__THE EXERCISE__. Could you write out the records below exactly as they appear?

__PROVIDED ENTRIES__.
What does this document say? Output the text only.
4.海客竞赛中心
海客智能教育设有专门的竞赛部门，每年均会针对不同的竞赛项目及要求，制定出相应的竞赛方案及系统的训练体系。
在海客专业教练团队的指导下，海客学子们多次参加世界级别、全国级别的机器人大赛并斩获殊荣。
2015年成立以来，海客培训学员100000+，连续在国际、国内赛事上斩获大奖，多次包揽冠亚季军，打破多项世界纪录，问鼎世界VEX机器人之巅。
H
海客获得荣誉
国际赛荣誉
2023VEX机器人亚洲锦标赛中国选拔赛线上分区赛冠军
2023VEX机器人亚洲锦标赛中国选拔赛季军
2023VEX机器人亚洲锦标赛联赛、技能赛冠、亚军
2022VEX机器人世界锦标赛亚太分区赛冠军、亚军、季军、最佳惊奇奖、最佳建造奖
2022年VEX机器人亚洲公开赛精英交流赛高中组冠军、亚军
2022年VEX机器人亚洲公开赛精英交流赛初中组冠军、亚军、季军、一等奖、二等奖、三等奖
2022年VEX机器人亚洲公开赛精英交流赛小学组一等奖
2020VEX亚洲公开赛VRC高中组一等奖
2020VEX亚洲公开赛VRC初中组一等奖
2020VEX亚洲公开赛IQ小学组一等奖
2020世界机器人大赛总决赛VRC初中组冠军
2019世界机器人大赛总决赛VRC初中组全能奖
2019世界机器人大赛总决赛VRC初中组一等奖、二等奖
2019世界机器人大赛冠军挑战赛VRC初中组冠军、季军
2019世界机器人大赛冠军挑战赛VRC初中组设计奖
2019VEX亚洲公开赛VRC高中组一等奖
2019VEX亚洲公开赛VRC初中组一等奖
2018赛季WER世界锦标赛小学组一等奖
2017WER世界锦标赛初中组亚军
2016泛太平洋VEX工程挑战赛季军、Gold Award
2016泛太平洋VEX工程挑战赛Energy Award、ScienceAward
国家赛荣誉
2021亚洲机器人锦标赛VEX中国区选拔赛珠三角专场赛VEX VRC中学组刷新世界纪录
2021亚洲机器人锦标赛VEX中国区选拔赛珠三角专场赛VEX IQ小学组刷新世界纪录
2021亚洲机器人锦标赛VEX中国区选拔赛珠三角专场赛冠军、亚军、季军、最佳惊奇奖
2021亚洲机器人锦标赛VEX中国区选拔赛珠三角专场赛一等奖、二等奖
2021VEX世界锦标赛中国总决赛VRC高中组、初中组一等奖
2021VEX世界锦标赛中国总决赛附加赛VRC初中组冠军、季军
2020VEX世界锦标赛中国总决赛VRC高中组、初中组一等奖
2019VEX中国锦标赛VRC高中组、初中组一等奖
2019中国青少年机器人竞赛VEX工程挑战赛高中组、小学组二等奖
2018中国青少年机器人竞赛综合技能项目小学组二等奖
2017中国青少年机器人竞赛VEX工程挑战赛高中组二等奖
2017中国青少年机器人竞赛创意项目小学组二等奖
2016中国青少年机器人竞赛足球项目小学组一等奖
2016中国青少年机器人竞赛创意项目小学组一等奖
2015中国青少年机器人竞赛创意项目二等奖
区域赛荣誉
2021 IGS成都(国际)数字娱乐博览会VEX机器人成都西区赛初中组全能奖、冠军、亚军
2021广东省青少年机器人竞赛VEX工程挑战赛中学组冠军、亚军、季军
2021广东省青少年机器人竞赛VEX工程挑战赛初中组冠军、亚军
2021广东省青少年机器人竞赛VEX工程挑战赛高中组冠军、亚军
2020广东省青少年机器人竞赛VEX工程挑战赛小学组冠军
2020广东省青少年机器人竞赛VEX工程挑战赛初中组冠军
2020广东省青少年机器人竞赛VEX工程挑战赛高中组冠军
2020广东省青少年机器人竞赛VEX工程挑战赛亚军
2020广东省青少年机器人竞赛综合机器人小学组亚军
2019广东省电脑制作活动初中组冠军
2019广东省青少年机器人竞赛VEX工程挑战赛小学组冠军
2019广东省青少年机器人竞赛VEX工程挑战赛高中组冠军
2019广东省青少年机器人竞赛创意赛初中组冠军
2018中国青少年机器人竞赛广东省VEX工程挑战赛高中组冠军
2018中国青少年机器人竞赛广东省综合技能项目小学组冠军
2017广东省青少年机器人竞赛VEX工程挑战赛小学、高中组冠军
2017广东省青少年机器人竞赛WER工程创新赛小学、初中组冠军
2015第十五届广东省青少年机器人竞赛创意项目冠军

__OUTPUT FOR THIS TASK__.
What does this document say? Output the text only.
4.海客竞赛中心
海客智能教育设有专门的竞赛部门，每年均会针对不同的竞赛项目及要求，制定出相应的竞赛方案及系统的训练体系。
在海客专业教练团队的指导下，海客学子们多次参加世界级别、全国级别的机器人大赛并斩获殊荣。
2015年成立以来，海客培训学员100000+，连续在国际、国内赛事上斩获大奖，多次包揽冠亚季军，打破多项世界纪录，问鼎世界VEX机器人之巅。
H
海客获得荣誉
国际赛荣誉
2023VEX机器人亚洲锦标赛中国选拔赛线上分区赛冠军
2023VEX机器人亚洲锦标赛中国选拔赛季军
2023VEX机器人亚洲锦标赛联赛、技能赛冠、亚军
2022VEX机器人世界锦标赛亚太分区赛冠军、亚军、季军、最佳惊奇奖、最佳建造奖
2022年VEX机器人亚洲公开赛精英交流赛高中组冠军、亚军
2022年VEX机器人亚洲公开赛精英交流赛初中组冠军、亚军、季军、一等奖、二等奖、三等奖
2022年VEX机器人亚洲公开赛精英交流赛小学组一等奖
2020VEX亚洲公开赛VRC高中组一等奖
2020VEX亚洲公开赛VRC初中组一等奖
2020VEX亚洲公开赛IQ小学组一等奖
2020世界机器人大赛总决赛VRC初中组冠军
2019世界机器人大赛总决赛VRC初中组全能奖
2019世界机器人大赛总决赛VRC初中组一等奖、二等奖
2019世界机器人大赛冠军挑战赛VRC初中组冠军、季军
2019世界机器人大赛冠军挑战赛VRC初中组设计奖
2019VEX亚洲公开赛VRC高中组一等奖
2019VEX亚洲公开赛VRC初中组一等奖
2018赛季WER世界锦标赛小学组一等奖
2017WER世界锦标赛初中组亚军
2016泛太平洋VEX工程挑战赛季军、Gold Award
2016泛太平洋VEX工程挑战赛Energy Award、ScienceAward
国家赛荣誉
2021亚洲机器人锦标赛VEX中国区选拔赛珠三角专场赛VEX VRC中学组刷新世界纪录
2021亚洲机器人锦标赛VEX中国区选拔赛珠三角专场赛VEX IQ小学组刷新世界纪录
2021亚洲机器人锦标赛VEX中国区选拔赛珠三角专场赛冠军、亚军、季军、最佳惊奇奖
2021亚洲机器人锦标赛VEX中国区选拔赛珠三角专场赛一等奖、二等奖
2021VEX世界锦标赛中国总决赛VRC高中组、初中组一等奖
2021VEX世界锦标赛中国总决赛附加赛VRC初中组冠军、季军
2020VEX世界锦标赛中国总决赛VRC高中组、初中组一等奖
2019VEX中国锦标赛VRC高中组、初中组一等奖
2019中国青少年机器人竞赛VEX工程挑战赛高中组、小学组二等奖
2018中国青少年机器人竞赛综合技能项目小学组二等奖
2017中国青少年机器人竞赛VEX工程挑战赛高中组二等奖
2017中国青少年机器人竞赛创意项目小学组二等奖
2016中国青少年机器人竞赛足球项目小学组一等奖
2016中国青少年机器人竞赛创意项目小学组一等奖
2015中国青少年机器人竞赛创意项目二等奖
区域赛荣誉
2021 IGS成都(国际)数字娱乐博览会VEX机器人成都西区赛初中组全能奖、冠军、亚军
2021广东省青少年机器人竞赛VEX工程挑战赛中学组冠军、亚军、季军
2021广东省青少年机器人竞赛VEX工程挑战赛初中组冠军、亚军
2021广东省青少年机器人竞赛VEX工程挑战赛高中组冠军、亚军
2020广东省青少年机器人竞赛VEX工程挑战赛小学组冠军
2020广东省青少年机器人竞赛VEX工程挑战赛初中组冠军
2020广东省青少年机器人竞赛VEX工程挑战赛高中组冠军
2020广东省青少年机器人竞赛VEX工程挑战赛亚军
2020广东省青少年机器人竞赛综合机器人小学组亚军
2019广东省电脑制作活动初中组冠军
2019广东省青少年机器人竞赛VEX工程挑战赛小学组冠军
2019广东省青少年机器人竞赛VEX工程挑战赛高中组冠军
2019广东省青少年机器人竞赛创意赛初中组冠军
2018中国青少年机器人竞赛广东省VEX工程挑战赛高中组冠军
2018中国青少年机器人竞赛广东省综合技能项目小学组冠军
2017广东省青少年机器人竞赛VEX工程挑战赛小学、高中组冠军
2017广东省青少年机器人竞赛WER工程创新赛小学、初中组冠军
2015第十五届广东省青少年机器人竞赛创意项目冠军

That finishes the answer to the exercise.